An exact reproduction of the records is required, with all images left out.

DATASET RECORDS =>
.....
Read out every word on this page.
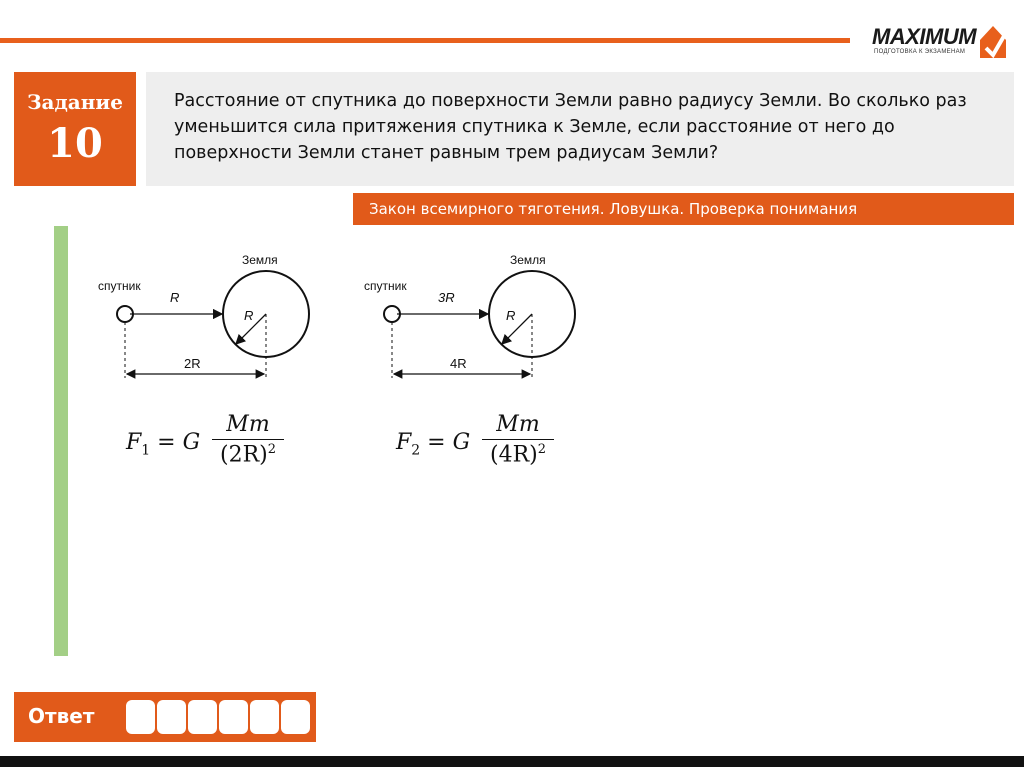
MAXIMUM
ПОДГОТОВКА К ЭКЗАМЕНАМ
Задание
10
Расстояние от спутника до поверхности Земли равно радиусу Земли. Во сколько раз уменьшится сила притяжения спутника к Земле, если расстояние от него до поверхности Земли станет равным трем радиусам Земли?
Закон всемирного тяготения. Ловушка. Проверка понимания
спутник
Земля
R
R
2R
спутник
Земля
3R
R
4R
$F_1 = G \frac{Mm}{(2R)^2}$	$F_2 = G \frac{Mm}{(4R)^2}$
Ответ
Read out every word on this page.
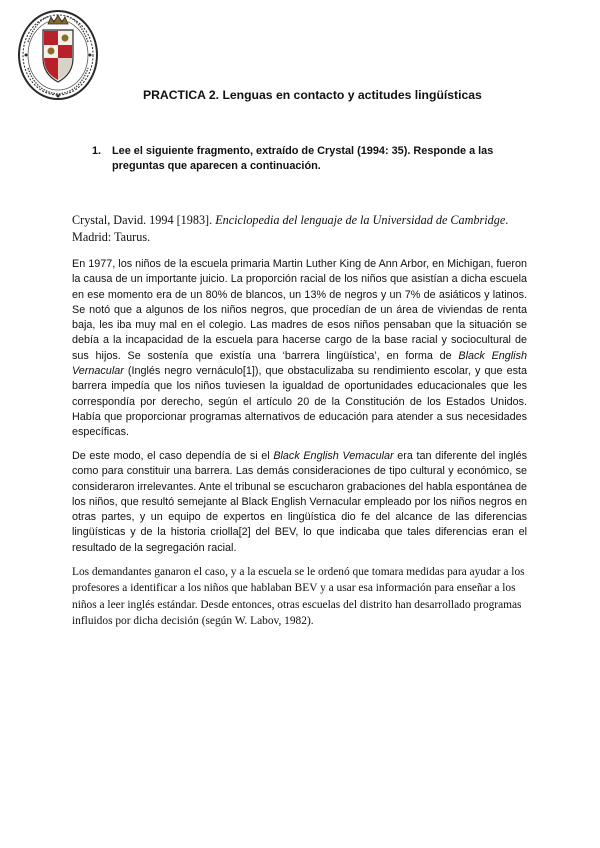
PRACTICA 2. Lenguas en contacto y actitudes lingüísticas
1. Lee el siguiente fragmento, extraído de Crystal (1994: 35). Responde a las preguntas que aparecen a continuación.
Crystal, David. 1994 [1983]. Enciclopedia del lenguaje de la Universidad de Cambridge. Madrid: Taurus.
En 1977, los niños de la escuela primaria Martin Luther King de Ann Arbor, en Michigan, fueron la causa de un importante juicio. La proporción racial de los niños que asistían a dicha escuela en ese momento era de un 80% de blancos, un 13% de negros y un 7% de asiáticos y latinos. Se notó que a algunos de los niños negros, que procedían de un área de viviendas de renta baja, les iba muy mal en el colegio. Las madres de esos niños pensaban que la situación se debía a la incapacidad de la escuela para hacerse cargo de la base racial y sociocultural de sus hijos. Se sostenía que existía una ‘barrera lingüística’, en forma de Black English Vernacular (Inglés negro vernáculo[1]), que obstaculizaba su rendimiento escolar, y que esta barrera impedía que los niños tuviesen la igualdad de oportunidades educacionales que les correspondía por derecho, según el artículo 20 de la Constitución de los Estados Unidos. Había que proporcionar programas alternativos de educación para atender a sus necesidades específicas.
De este modo, el caso dependía de si el Black English Vemacular era tan diferente del inglés como para constituir una barrera. Las demás consideraciones de tipo cultural y económico, se consideraron irrelevantes. Ante el tribunal se escucharon grabaciones del habla espontánea de los niños, que resultó semejante al Black English Vernacular empleado por los niños negros en otras partes, y un equipo de expertos en lingüística dio fe del alcance de las diferencias lingüísticas y de la historia criolla[2] del BEV, lo que indicaba que tales diferencias eran el resultado de la segregación racial.
Los demandantes ganaron el caso, y a la escuela se le ordenó que tomara medidas para ayudar a los profesores a identificar a los niños que hablaban BEV y a usar esa información para enseñar a los niños a leer inglés estándar. Desde entonces, otras escuelas del distrito han desarrollado programas influidos por dicha decisión (según W. Labov, 1982).
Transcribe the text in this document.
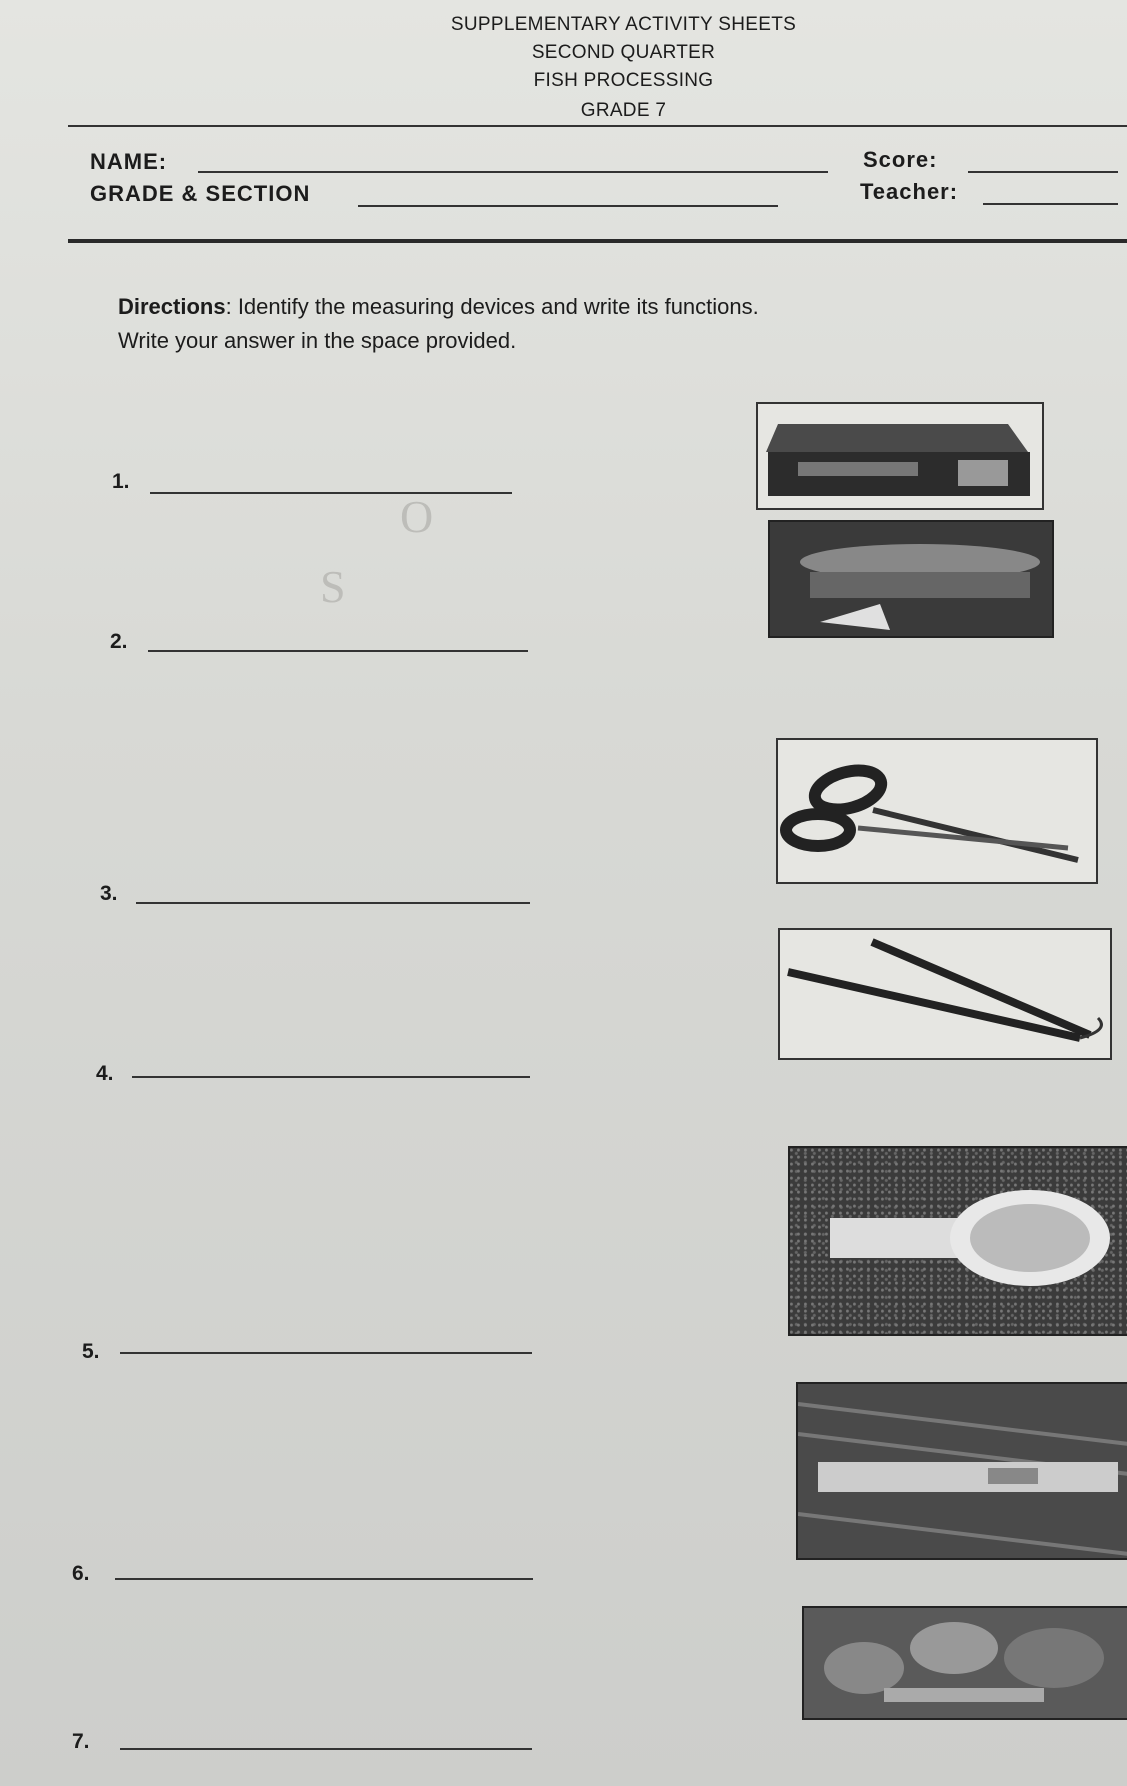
SUPPLEMENTARY ACTIVITY SHEETS
SECOND QUARTER
FISH PROCESSING
GRADE 7
NAME:	Score:
GRADE & SECTION	Teacher:
Directions: Identify the measuring devices and write its functions.
Write your answer in the space provided.
O
S
1.
2.
3.
4.
5.
6.
7.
.....
TASK OUTPUT =>
Read out every word on this page.
MAXIMUM
ПОДГОТОВКА К ЭКЗАМЕНАМ
Задание
10
Расстояние от спутника до поверхности Земли равно радиусу Земли. Во сколько раз уменьшится сила притяжения спутника к Земле, если расстояние от него до поверхности Земли станет равным трем радиусам Земли?
Закон всемирного тяготения. Ловушка. Проверка понимания
спутник
Земля
R
R
2R
спутник
Земля
3R
R
4R
$F_1 = G \frac{Mm}{(2R)^2}$	$F_2 = G \frac{Mm}{(4R)^2}$
Ответ
Read out every word on this page.
PRACTICA 2. Lenguas en contacto y actitudes lingüísticas
1. Lee el siguiente fragmento, extraído de Crystal (1994: 35). Responde a las preguntas que aparecen a continuación.
Crystal, David. 1994 [1983]. Enciclopedia del lenguaje de la Universidad de Cambridge. Madrid: Taurus.
En 1977, los niños de la escuela primaria Martin Luther King de Ann Arbor, en Michigan, fueron la causa de un importante juicio. La proporción racial de los niños que asistían a dicha escuela en ese momento era de un 80% de blancos, un 13% de negros y un 7% de asiáticos y latinos. Se notó que a algunos de los niños negros, que procedían de un área de viviendas de renta baja, les iba muy mal en el colegio. Las madres de esos niños pensaban que la situación se debía a la incapacidad de la escuela para hacerse cargo de la base racial y sociocultural de sus hijos. Se sostenía que existía una ‘barrera lingüística’, en forma de Black English Vernacular (Inglés negro vernáculo[1]), que obstaculizaba su rendimiento escolar, y que esta barrera impedía que los niños tuviesen la igualdad de oportunidades educacionales que les correspondía por derecho, según el artículo 20 de la Constitución de los Estados Unidos. Había que proporcionar programas alternativos de educación para atender a sus necesidades específicas.
De este modo, el caso dependía de si el Black English Vemacular era tan diferente del inglés como para constituir una barrera. Las demás consideraciones de tipo cultural y económico, se consideraron irrelevantes. Ante el tribunal se escucharon grabaciones del habla espontánea de los niños, que resultó semejante al Black English Vernacular empleado por los niños negros en otras partes, y un equipo de expertos en lingüística dio fe del alcance de las diferencias lingüísticas y de la historia criolla[2] del BEV, lo que indicaba que tales diferencias eran el resultado de la segregación racial.
Los demandantes ganaron el caso, y a la escuela se le ordenó que tomara medidas para ayudar a los profesores a identificar a los niños que hablaban BEV y a usar esa información para enseñar a los niños a leer inglés estándar. Desde entonces, otras escuelas del distrito han desarrollado programas influidos por dicha decisión (según W. Labov, 1982).
Transcribe the text in this document.
SUPPLEMENTARY ACTIVITY SHEETS
SECOND QUARTER
FISH PROCESSING
GRADE 7
NAME:	Score:
GRADE & SECTION	Teacher:
Directions: Identify the measuring devices and write its functions.
Write your answer in the space provided.
O
S
1.
2.
3.
4.
5.
6.
7.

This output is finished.